Problem description: Every record here needs to be written out again exactly.

Data rows:
"""
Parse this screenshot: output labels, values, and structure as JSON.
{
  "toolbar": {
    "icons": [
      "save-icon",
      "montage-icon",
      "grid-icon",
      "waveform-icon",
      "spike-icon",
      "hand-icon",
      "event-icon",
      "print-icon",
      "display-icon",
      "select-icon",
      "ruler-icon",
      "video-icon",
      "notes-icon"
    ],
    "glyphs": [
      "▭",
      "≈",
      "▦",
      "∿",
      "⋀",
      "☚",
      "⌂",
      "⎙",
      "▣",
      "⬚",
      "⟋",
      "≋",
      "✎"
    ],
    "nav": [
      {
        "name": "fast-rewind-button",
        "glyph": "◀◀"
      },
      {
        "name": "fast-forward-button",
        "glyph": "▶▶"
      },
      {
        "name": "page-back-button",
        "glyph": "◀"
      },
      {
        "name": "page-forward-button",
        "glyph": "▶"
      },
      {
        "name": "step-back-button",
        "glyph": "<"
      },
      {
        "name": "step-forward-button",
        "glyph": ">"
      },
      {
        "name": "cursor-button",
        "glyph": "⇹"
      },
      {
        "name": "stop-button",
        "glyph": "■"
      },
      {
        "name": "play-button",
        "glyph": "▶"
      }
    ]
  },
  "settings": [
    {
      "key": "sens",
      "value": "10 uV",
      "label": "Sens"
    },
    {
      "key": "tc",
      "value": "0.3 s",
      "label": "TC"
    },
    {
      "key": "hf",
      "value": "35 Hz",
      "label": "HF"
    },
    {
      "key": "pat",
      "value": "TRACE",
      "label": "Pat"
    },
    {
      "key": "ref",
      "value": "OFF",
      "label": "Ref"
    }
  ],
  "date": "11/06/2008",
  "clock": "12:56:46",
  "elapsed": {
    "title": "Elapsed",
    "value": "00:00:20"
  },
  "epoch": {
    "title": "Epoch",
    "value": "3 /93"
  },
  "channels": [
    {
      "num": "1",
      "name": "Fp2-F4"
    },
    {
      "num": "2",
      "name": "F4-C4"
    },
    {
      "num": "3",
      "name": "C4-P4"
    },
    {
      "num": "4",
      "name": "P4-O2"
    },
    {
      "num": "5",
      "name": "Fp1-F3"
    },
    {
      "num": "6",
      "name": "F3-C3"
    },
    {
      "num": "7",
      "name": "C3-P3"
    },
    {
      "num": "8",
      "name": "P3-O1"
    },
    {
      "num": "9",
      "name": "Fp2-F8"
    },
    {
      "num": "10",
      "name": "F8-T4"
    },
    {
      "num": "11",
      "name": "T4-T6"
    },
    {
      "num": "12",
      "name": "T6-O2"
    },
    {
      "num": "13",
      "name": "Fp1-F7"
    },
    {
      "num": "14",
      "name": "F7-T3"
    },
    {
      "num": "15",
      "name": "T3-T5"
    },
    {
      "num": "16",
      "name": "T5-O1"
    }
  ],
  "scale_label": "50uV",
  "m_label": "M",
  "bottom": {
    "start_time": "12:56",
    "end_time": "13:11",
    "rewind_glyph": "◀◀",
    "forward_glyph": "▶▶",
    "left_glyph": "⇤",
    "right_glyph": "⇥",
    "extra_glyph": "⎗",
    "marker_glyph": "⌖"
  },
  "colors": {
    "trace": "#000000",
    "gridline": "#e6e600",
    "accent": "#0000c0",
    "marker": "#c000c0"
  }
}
"""
Task response:
Parse this screenshot: output labels, values, and structure as JSON.
{
  "toolbar": {
    "icons": [
      "save-icon",
      "montage-icon",
      "grid-icon",
      "waveform-icon",
      "spike-icon",
      "hand-icon",
      "event-icon",
      "print-icon",
      "display-icon",
      "select-icon",
      "ruler-icon",
      "video-icon",
      "notes-icon"
    ],
    "glyphs": [
      "▭",
      "≈",
      "▦",
      "∿",
      "⋀",
      "☚",
      "⌂",
      "⎙",
      "▣",
      "⬚",
      "⟋",
      "≋",
      "✎"
    ],
    "nav": [
      {
        "name": "fast-rewind-button",
        "glyph": "◀◀"
      },
      {
        "name": "fast-forward-button",
        "glyph": "▶▶"
      },
      {
        "name": "page-back-button",
        "glyph": "◀"
      },
      {
        "name": "page-forward-button",
        "glyph": "▶"
      },
      {
        "name": "step-back-button",
        "glyph": "<"
      },
      {
        "name": "step-forward-button",
        "glyph": ">"
      },
      {
        "name": "cursor-button",
        "glyph": "⇹"
      },
      {
        "name": "stop-button",
        "glyph": "■"
      },
      {
        "name": "play-button",
        "glyph": "▶"
      }
    ]
  },
  "settings": [
    {
      "key": "sens",
      "value": "10 uV",
      "label": "Sens"
    },
    {
      "key": "tc",
      "value": "0.3 s",
      "label": "TC"
    },
    {
      "key": "hf",
      "value": "35 Hz",
      "label": "HF"
    },
    {
      "key": "pat",
      "value": "TRACE",
      "label": "Pat"
    },
    {
      "key": "ref",
      "value": "OFF",
      "label": "Ref"
    }
  ],
  "date": "11/06/2008",
  "clock": "12:56:46",
  "elapsed": {
    "title": "Elapsed",
    "value": "00:00:20"
  },
  "epoch": {
    "title": "Epoch",
    "value": "3 /93"
  },
  "channels": [
    {
      "num": "1",
      "name": "Fp2-F4"
    },
    {
      "num": "2",
      "name": "F4-C4"
    },
    {
      "num": "3",
      "name": "C4-P4"
    },
    {
      "num": "4",
      "name": "P4-O2"
    },
    {
      "num": "5",
      "name": "Fp1-F3"
    },
    {
      "num": "6",
      "name": "F3-C3"
    },
    {
      "num": "7",
      "name": "C3-P3"
    },
    {
      "num": "8",
      "name": "P3-O1"
    },
    {
      "num": "9",
      "name": "Fp2-F8"
    },
    {
      "num": "10",
      "name": "F8-T4"
    },
    {
      "num": "11",
      "name": "T4-T6"
    },
    {
      "num": "12",
      "name": "T6-O2"
    },
    {
      "num": "13",
      "name": "Fp1-F7"
    },
    {
      "num": "14",
      "name": "F7-T3"
    },
    {
      "num": "15",
      "name": "T3-T5"
    },
    {
      "num": "16",
      "name": "T5-O1"
    }
  ],
  "scale_label": "50uV",
  "m_label": "M",
  "bottom": {
    "start_time": "12:56",
    "end_time": "13:11",
    "rewind_glyph": "◀◀",
    "forward_glyph": "▶▶",
    "left_glyph": "⇤",
    "right_glyph": "⇥",
    "extra_glyph": "⎗",
    "marker_glyph": "⌖"
  },
  "colors": {
    "trace": "#000000",
    "gridline": "#e6e600",
    "accent": "#0000c0",
    "marker": "#c000c0"
  }
}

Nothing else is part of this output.